* WORK TO BE COMPLETED *
Lines containing the string "into" are to be counted. Write only how many there are.

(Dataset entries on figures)
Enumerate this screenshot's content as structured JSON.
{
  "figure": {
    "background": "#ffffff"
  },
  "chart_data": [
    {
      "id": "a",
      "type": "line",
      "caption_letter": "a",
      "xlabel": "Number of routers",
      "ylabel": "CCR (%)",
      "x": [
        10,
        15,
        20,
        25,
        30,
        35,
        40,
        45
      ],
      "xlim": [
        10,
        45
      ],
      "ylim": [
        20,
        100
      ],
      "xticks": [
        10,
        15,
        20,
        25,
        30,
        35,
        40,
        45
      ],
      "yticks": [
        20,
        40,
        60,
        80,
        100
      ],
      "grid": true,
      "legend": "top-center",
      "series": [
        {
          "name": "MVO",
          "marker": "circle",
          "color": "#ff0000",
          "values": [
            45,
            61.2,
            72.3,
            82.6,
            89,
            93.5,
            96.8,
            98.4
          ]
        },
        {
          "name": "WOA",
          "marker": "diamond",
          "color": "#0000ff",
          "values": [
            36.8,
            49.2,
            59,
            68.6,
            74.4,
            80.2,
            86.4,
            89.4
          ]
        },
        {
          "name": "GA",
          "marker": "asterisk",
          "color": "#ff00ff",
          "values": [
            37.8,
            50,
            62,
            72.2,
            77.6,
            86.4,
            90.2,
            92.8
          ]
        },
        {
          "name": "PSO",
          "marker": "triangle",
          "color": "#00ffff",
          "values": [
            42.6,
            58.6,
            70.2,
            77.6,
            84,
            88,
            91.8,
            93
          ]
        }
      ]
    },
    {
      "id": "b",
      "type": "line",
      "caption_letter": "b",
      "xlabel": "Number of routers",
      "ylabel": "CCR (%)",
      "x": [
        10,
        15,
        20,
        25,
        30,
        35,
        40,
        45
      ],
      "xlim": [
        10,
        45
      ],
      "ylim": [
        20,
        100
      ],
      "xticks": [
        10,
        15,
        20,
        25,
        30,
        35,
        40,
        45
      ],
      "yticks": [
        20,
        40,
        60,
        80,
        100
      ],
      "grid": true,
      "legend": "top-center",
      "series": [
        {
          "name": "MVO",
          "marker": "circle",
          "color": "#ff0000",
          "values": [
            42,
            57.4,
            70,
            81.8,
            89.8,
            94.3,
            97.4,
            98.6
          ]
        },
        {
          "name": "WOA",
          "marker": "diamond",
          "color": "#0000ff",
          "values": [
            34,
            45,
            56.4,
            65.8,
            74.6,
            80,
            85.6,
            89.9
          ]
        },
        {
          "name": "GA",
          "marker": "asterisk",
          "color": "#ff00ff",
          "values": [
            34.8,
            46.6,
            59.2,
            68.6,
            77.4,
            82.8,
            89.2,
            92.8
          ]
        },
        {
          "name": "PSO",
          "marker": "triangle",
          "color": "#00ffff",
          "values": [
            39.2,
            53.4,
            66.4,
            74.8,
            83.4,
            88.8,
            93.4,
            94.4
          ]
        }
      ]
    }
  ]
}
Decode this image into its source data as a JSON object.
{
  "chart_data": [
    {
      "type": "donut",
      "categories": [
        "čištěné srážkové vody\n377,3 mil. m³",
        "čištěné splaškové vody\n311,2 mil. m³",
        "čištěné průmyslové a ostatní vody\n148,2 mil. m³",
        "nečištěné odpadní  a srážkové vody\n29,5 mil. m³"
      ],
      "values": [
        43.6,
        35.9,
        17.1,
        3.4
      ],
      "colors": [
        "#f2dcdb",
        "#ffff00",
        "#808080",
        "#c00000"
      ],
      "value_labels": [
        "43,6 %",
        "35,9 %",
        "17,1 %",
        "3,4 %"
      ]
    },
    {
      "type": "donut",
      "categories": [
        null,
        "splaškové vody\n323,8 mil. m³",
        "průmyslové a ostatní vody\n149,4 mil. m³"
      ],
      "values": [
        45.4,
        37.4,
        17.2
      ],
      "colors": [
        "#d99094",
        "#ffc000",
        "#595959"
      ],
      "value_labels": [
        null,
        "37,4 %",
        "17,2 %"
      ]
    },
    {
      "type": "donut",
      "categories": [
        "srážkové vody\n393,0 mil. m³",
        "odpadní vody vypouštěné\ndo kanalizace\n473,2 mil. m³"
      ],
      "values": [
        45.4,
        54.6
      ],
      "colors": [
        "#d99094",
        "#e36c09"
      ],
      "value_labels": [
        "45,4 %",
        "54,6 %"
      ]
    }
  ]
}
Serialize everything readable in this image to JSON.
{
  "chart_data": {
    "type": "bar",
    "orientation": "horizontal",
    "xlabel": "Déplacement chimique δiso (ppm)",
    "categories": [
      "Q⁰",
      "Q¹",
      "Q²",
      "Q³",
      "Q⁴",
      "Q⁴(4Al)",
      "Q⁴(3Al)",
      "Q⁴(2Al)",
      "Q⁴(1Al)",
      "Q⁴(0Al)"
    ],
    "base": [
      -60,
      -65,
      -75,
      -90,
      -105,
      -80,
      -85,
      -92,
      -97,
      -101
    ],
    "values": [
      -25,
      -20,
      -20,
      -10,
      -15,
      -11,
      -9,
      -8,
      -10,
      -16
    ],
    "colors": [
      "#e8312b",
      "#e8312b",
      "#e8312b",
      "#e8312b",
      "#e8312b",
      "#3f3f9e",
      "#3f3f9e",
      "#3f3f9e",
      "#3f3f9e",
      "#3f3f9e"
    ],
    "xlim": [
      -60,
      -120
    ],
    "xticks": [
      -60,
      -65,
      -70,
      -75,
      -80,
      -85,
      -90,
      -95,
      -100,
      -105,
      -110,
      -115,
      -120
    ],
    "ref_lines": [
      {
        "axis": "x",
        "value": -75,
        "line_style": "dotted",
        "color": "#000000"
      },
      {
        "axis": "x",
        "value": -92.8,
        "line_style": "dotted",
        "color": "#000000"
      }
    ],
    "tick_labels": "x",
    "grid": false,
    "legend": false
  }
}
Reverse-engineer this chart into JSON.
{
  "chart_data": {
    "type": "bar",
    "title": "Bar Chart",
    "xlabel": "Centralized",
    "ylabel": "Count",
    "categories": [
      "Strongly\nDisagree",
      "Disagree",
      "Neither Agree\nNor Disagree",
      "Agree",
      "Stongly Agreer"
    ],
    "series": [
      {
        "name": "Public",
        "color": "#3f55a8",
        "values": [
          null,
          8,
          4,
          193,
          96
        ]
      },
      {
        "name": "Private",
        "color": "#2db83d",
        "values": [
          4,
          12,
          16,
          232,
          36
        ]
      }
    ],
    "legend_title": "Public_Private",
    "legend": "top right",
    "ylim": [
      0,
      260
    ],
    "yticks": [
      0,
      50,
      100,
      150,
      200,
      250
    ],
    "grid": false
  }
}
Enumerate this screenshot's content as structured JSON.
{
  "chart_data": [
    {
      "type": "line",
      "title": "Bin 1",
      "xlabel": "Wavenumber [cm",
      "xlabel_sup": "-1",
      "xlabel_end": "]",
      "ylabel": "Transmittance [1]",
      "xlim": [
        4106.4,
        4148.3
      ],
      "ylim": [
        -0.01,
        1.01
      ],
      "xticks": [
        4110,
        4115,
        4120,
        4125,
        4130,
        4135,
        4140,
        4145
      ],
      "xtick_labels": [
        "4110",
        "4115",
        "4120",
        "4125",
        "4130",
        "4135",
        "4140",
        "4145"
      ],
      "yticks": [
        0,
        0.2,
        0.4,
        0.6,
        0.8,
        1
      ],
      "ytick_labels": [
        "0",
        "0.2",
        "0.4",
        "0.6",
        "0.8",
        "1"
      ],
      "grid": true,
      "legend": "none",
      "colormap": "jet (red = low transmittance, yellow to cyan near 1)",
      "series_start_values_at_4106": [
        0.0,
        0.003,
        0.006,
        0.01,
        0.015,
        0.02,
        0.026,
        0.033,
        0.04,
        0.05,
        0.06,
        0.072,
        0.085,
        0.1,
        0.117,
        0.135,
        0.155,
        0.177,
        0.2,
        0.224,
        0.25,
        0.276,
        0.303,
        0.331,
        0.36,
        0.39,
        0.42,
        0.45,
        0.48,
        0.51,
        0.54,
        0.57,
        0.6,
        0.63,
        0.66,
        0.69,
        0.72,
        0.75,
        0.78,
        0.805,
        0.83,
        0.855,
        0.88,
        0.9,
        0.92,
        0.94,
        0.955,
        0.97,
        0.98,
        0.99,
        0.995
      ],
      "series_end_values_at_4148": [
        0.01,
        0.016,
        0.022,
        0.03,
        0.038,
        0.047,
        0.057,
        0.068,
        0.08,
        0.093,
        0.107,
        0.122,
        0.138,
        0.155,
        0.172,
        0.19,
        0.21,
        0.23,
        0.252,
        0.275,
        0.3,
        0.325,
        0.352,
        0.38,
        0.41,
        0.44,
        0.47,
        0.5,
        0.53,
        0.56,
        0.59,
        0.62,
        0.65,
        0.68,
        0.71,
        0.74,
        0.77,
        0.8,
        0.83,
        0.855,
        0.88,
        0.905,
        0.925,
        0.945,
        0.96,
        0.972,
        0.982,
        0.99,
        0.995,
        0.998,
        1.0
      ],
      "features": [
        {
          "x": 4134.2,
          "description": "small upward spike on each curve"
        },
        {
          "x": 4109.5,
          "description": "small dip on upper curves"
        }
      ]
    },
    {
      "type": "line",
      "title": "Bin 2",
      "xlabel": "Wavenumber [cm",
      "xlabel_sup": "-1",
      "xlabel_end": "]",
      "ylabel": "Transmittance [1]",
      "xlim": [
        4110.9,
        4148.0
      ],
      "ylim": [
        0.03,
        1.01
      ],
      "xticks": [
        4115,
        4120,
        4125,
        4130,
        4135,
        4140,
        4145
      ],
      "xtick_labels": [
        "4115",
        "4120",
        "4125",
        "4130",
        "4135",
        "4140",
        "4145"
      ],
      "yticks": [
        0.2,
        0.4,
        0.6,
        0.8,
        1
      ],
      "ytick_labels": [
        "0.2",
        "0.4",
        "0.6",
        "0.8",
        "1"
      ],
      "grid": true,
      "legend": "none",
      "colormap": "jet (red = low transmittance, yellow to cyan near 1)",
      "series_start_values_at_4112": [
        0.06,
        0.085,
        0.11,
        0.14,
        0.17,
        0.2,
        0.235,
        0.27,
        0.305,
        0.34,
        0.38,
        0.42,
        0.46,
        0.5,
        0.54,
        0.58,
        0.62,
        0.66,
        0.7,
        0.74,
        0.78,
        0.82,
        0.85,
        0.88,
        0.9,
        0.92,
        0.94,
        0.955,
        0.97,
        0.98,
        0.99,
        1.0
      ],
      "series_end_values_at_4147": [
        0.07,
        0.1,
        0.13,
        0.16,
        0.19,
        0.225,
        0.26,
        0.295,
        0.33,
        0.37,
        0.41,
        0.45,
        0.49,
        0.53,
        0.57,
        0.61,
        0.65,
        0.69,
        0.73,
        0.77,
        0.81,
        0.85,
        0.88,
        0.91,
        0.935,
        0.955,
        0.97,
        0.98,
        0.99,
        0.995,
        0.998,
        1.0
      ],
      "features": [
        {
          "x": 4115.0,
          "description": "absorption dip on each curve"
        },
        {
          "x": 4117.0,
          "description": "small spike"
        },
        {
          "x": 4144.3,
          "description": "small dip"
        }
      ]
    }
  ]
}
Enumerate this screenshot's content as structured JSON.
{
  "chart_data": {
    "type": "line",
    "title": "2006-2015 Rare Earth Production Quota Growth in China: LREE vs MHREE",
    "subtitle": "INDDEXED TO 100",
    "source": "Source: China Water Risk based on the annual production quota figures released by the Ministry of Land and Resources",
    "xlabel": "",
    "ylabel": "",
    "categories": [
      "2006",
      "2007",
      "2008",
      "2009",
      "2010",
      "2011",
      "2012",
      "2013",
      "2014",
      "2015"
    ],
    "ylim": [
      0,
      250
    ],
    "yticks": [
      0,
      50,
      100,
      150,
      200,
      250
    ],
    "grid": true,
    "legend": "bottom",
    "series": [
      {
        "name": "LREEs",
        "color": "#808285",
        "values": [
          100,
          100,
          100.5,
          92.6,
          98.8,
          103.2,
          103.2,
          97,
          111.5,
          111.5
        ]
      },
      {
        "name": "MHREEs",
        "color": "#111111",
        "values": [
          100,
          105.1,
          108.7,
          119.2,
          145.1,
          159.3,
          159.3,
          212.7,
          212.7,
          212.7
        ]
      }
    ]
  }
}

* TASK OUTPUT *
2